* START DATA ENTRIES *

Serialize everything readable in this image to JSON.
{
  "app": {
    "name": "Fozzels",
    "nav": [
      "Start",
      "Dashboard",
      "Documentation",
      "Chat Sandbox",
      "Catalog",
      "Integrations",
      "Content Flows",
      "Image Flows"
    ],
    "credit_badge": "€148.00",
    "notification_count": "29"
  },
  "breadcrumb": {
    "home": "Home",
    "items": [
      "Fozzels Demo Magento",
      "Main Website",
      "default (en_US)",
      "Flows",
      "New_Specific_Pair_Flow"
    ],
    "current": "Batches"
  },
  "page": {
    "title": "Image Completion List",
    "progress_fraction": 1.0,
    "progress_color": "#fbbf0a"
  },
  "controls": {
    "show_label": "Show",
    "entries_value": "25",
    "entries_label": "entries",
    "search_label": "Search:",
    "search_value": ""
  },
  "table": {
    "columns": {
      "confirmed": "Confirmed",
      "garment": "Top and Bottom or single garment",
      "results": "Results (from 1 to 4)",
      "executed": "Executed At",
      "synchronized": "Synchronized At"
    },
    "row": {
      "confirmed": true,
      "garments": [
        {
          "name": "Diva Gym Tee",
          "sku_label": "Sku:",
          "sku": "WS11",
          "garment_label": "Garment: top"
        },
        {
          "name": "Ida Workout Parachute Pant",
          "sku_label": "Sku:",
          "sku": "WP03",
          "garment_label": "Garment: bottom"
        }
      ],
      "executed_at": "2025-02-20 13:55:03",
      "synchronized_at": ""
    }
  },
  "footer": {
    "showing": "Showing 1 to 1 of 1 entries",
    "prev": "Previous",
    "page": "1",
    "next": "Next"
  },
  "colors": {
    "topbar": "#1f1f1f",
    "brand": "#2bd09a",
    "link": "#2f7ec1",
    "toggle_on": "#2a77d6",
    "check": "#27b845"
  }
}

* END DATA ENTRIES *

§ DO THIS
Filter the entries and copy out every line with the word "confirmed".

§ WRITTEN RESPONSE
      "confirmed": "Confirmed",
      "confirmed": true,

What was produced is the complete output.